Saved data entries

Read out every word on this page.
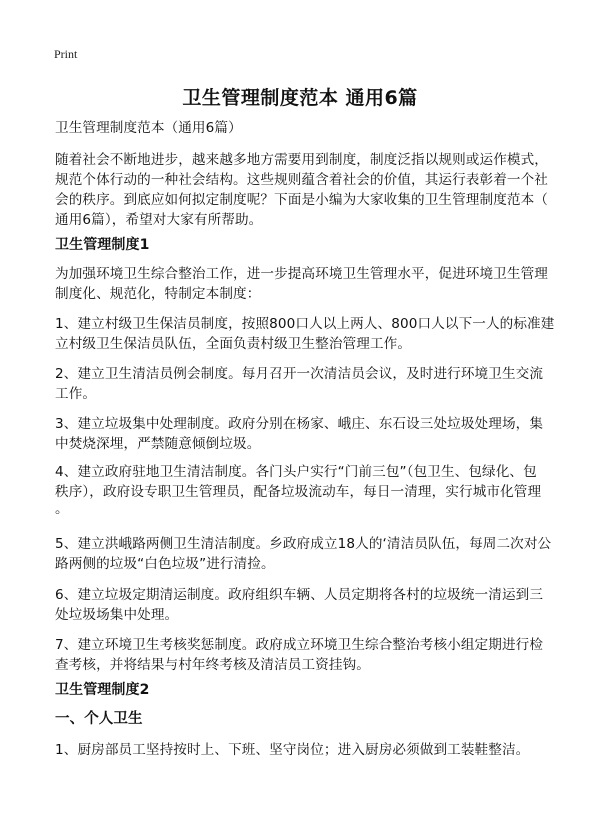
Print
卫生管理制度范本 通用6篇
卫生管理制度范本（通用6篇）
随着社会不断地进步，越来越多地方需要用到制度，制度泛指以规则或运作模式，
规范个体行动的一种社会结构。这些规则蕴含着社会的价值，其运行表彰着一个社
会的秩序。到底应如何拟定制度呢？下面是小编为大家收集的卫生管理制度范本（
通用6篇），希望对大家有所帮助。
卫生管理制度1
为加强环境卫生综合整治工作，进一步提高环境卫生管理水平，促进环境卫生管理
制度化、规范化，特制定本制度：
1、建立村级卫生保洁员制度，按照800口人以上两人、800口人以下一人的标准建
立村级卫生保洁员队伍，全面负责村级卫生整治管理工作。
2、建立卫生清洁员例会制度。每月召开一次清洁员会议，及时进行环境卫生交流
工作。
3、建立垃圾集中处理制度。政府分别在杨家、峨庄、东石设三处垃圾处理场，集
中焚烧深埋，严禁随意倾倒垃圾。
4、建立政府驻地卫生清洁制度。各门头户实行“门前三包”（包卫生、包绿化、包
秩序），政府设专职卫生管理员，配备垃圾流动车，每日一清理，实行城市化管理
。
5、建立洪峨路两侧卫生清洁制度。乡政府成立18人的‘清洁员队伍，每周二次对公
路两侧的垃圾“白色垃圾”进行清捡。
6、建立垃圾定期清运制度。政府组织车辆、人员定期将各村的垃圾统一清运到三
处垃圾场集中处理。
7、建立环境卫生考核奖惩制度。政府成立环境卫生综合整治考核小组定期进行检
查考核，并将结果与村年终考核及清洁员工资挂钩。
卫生管理制度2
一、个人卫生
1、厨房部员工坚持按时上、下班、坚守岗位；进入厨房必须做到工装鞋整洁。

▸ **Challenge**: None of the pictures should appear; repeat the records exactly otherwise.

▸ **The reply**:
Read out every word on this page.
Print
卫生管理制度范本 通用6篇
卫生管理制度范本（通用6篇）
随着社会不断地进步，越来越多地方需要用到制度，制度泛指以规则或运作模式，
规范个体行动的一种社会结构。这些规则蕴含着社会的价值，其运行表彰着一个社
会的秩序。到底应如何拟定制度呢？下面是小编为大家收集的卫生管理制度范本（
通用6篇），希望对大家有所帮助。
卫生管理制度1
为加强环境卫生综合整治工作，进一步提高环境卫生管理水平，促进环境卫生管理
制度化、规范化，特制定本制度：
1、建立村级卫生保洁员制度，按照800口人以上两人、800口人以下一人的标准建
立村级卫生保洁员队伍，全面负责村级卫生整治管理工作。
2、建立卫生清洁员例会制度。每月召开一次清洁员会议，及时进行环境卫生交流
工作。
3、建立垃圾集中处理制度。政府分别在杨家、峨庄、东石设三处垃圾处理场，集
中焚烧深埋，严禁随意倾倒垃圾。
4、建立政府驻地卫生清洁制度。各门头户实行“门前三包”（包卫生、包绿化、包
秩序），政府设专职卫生管理员，配备垃圾流动车，每日一清理，实行城市化管理
。
5、建立洪峨路两侧卫生清洁制度。乡政府成立18人的‘清洁员队伍，每周二次对公
路两侧的垃圾“白色垃圾”进行清捡。
6、建立垃圾定期清运制度。政府组织车辆、人员定期将各村的垃圾统一清运到三
处垃圾场集中处理。
7、建立环境卫生考核奖惩制度。政府成立环境卫生综合整治考核小组定期进行检
查考核，并将结果与村年终考核及清洁员工资挂钩。
卫生管理制度2
一、个人卫生
1、厨房部员工坚持按时上、下班、坚守岗位；进入厨房必须做到工装鞋整洁。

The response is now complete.